Figure record extracts:
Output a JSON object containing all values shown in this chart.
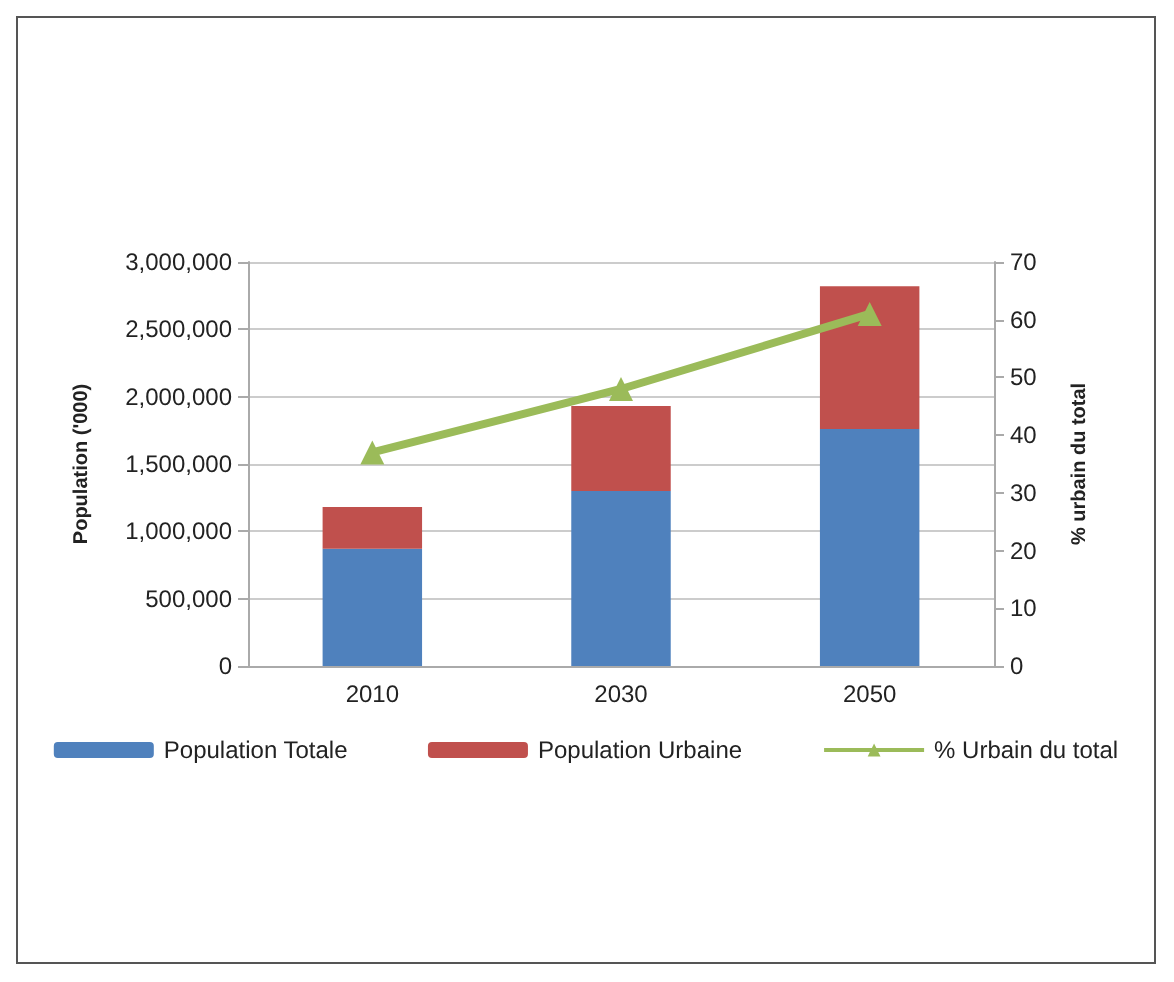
{
  "chart_data": {
    "type": "bar",
    "stacked": true,
    "categories": [
      "2010",
      "2030",
      "2050"
    ],
    "ylabel": "Population ('000)",
    "y2label": "% urbain du total",
    "ylim": [
      0,
      3000000
    ],
    "yticks": [
      0,
      {
        "value": 500000,
        "label": "500,000"
      },
      {
        "value": 1000000,
        "label": "1,000,000"
      },
      {
        "value": 1500000,
        "label": "1,500,000"
      },
      {
        "value": 2000000,
        "label": "2,000,000"
      },
      {
        "value": 2500000,
        "label": "2,500,000"
      },
      {
        "value": 3000000,
        "label": "3,000,000"
      }
    ],
    "y2lim": [
      0,
      70
    ],
    "y2ticks": [
      0,
      10,
      20,
      30,
      40,
      50,
      60,
      70
    ],
    "series": [
      {
        "name": "Population Totale",
        "color": "#4f81bd",
        "values": [
          870000,
          1300000,
          1760000
        ]
      },
      {
        "name": "Population Urbaine",
        "color": "#c0504d",
        "values": [
          310000,
          630000,
          1060000
        ]
      },
      {
        "name": "% Urbain du total",
        "type": "line",
        "axis": "y2",
        "color": "#9bbb59",
        "values": [
          37,
          48,
          61
        ],
        "marker": "triangle"
      }
    ],
    "grid": "y",
    "legend": "bottom"
  }
}
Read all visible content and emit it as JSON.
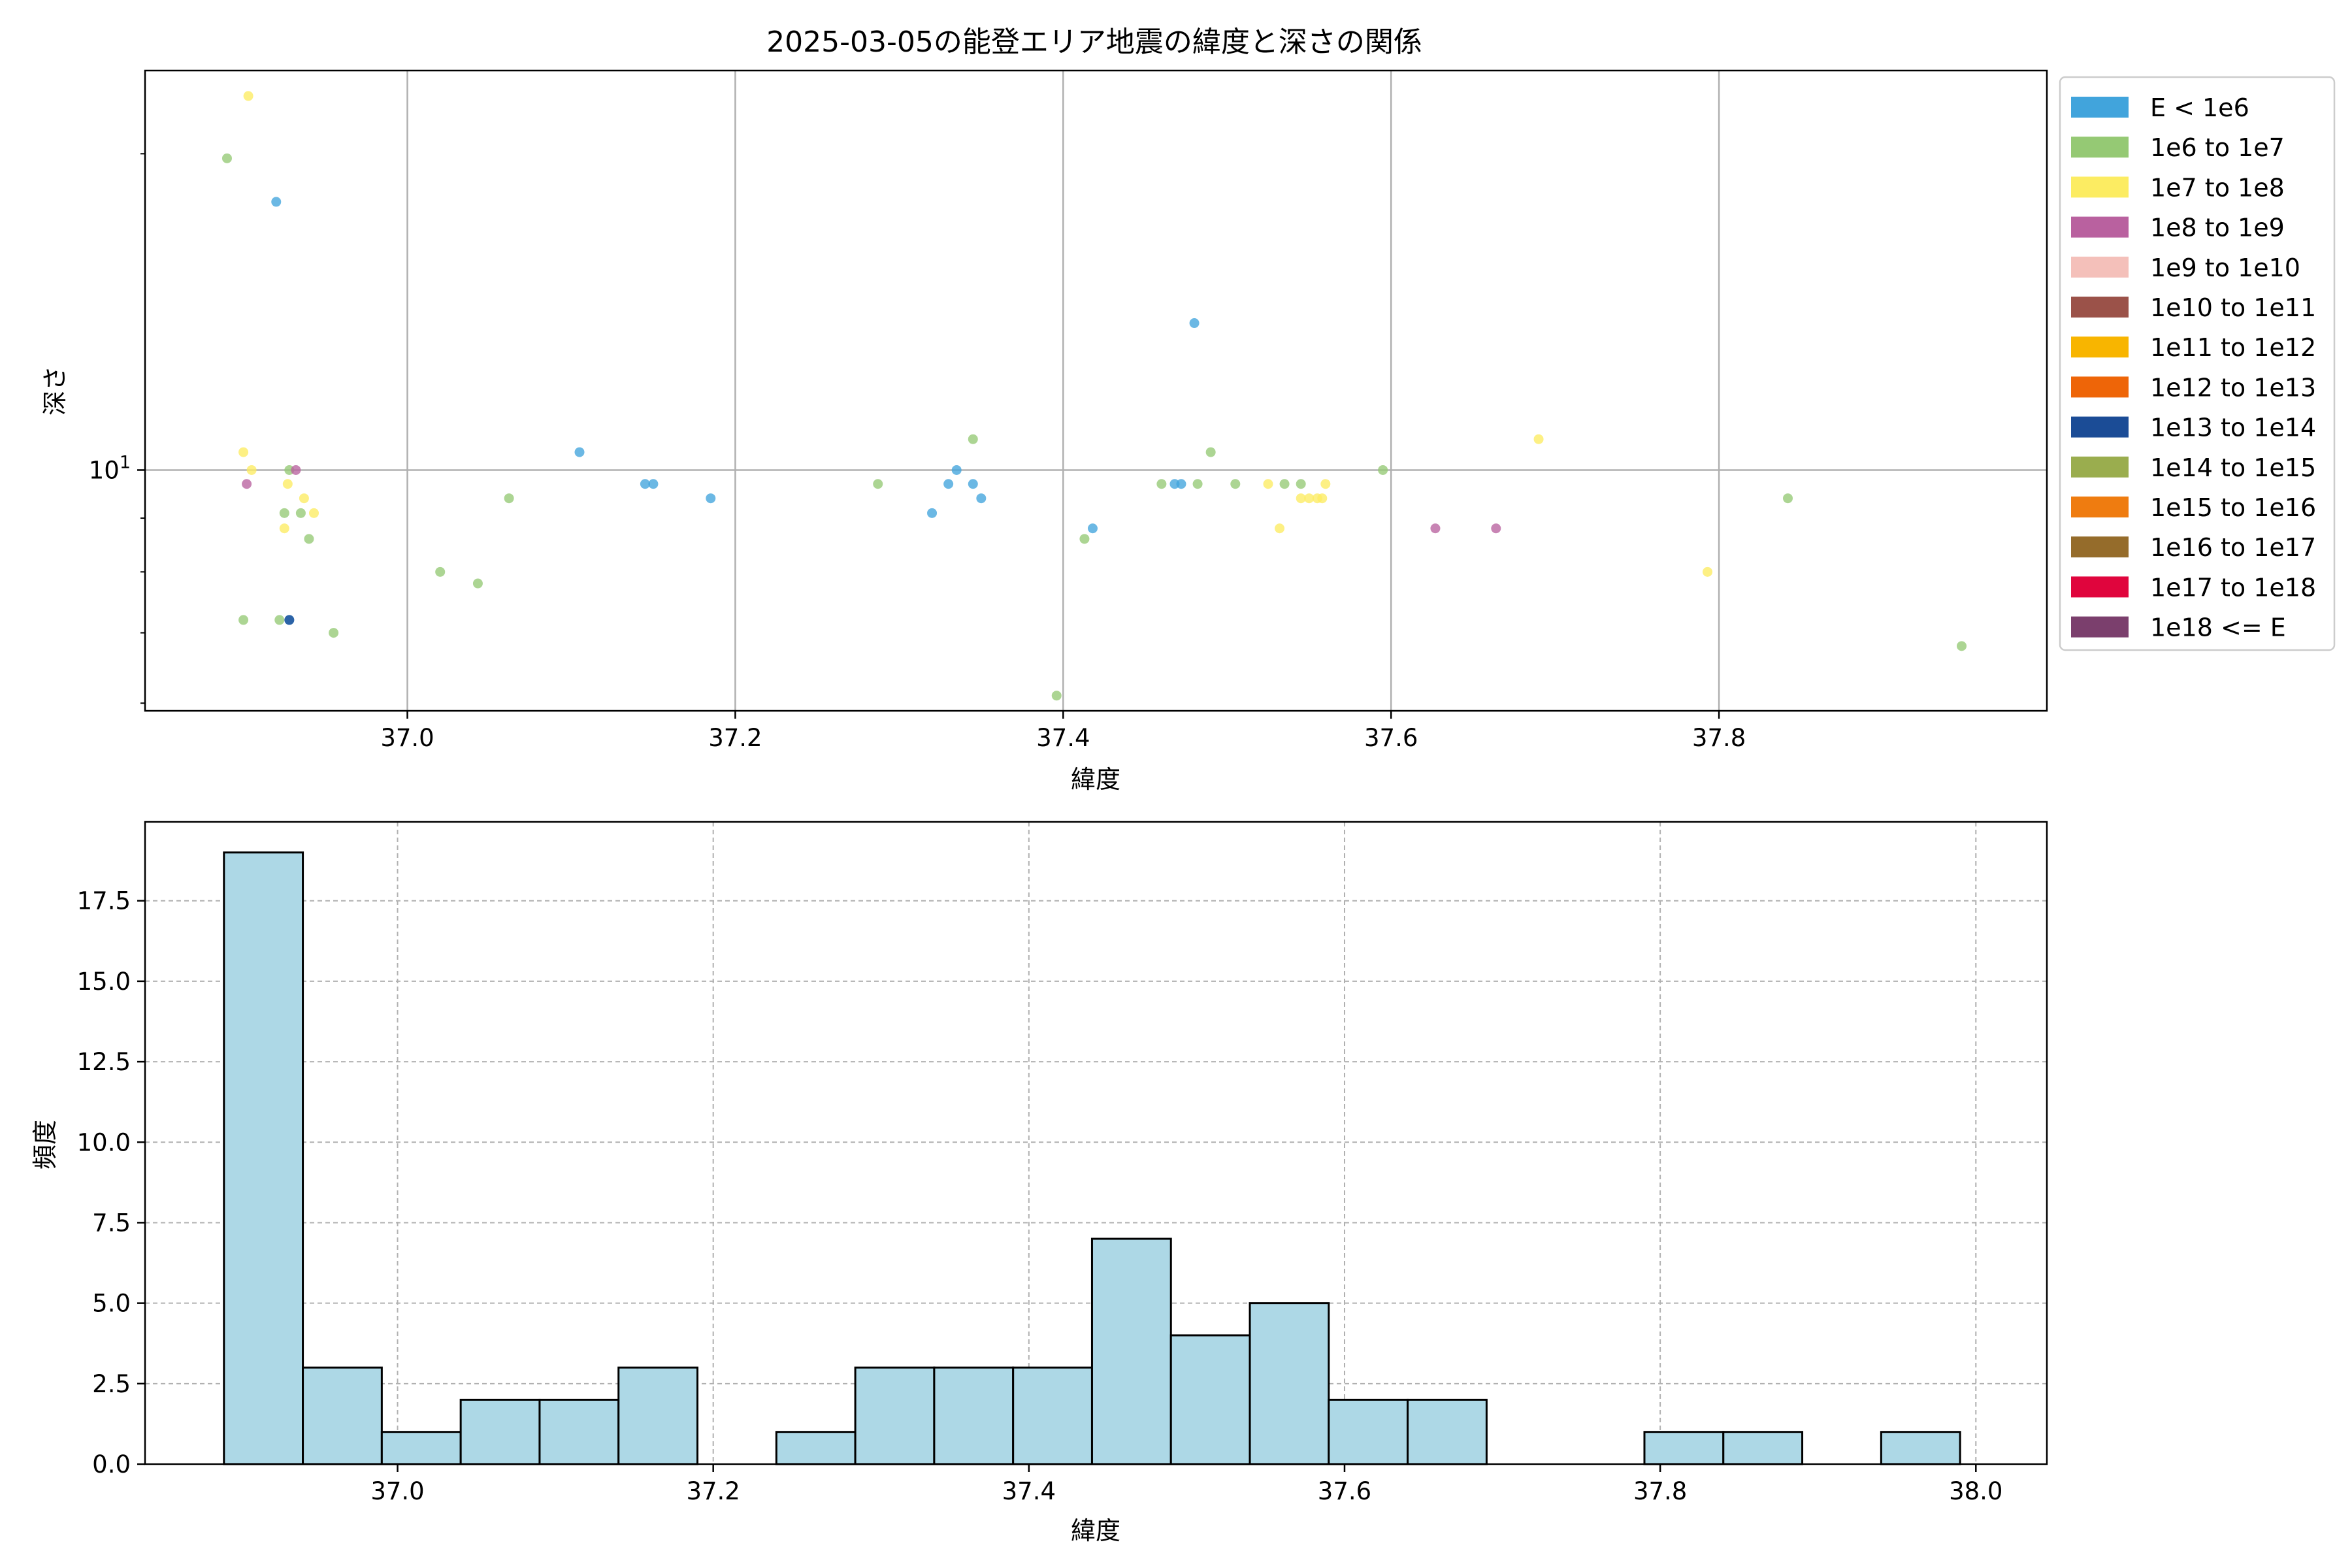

EXERCISE DIRECTIONS: Tally the lines that hold the string "name" and state the total, nothing more.

EXERCISE RESULT: 3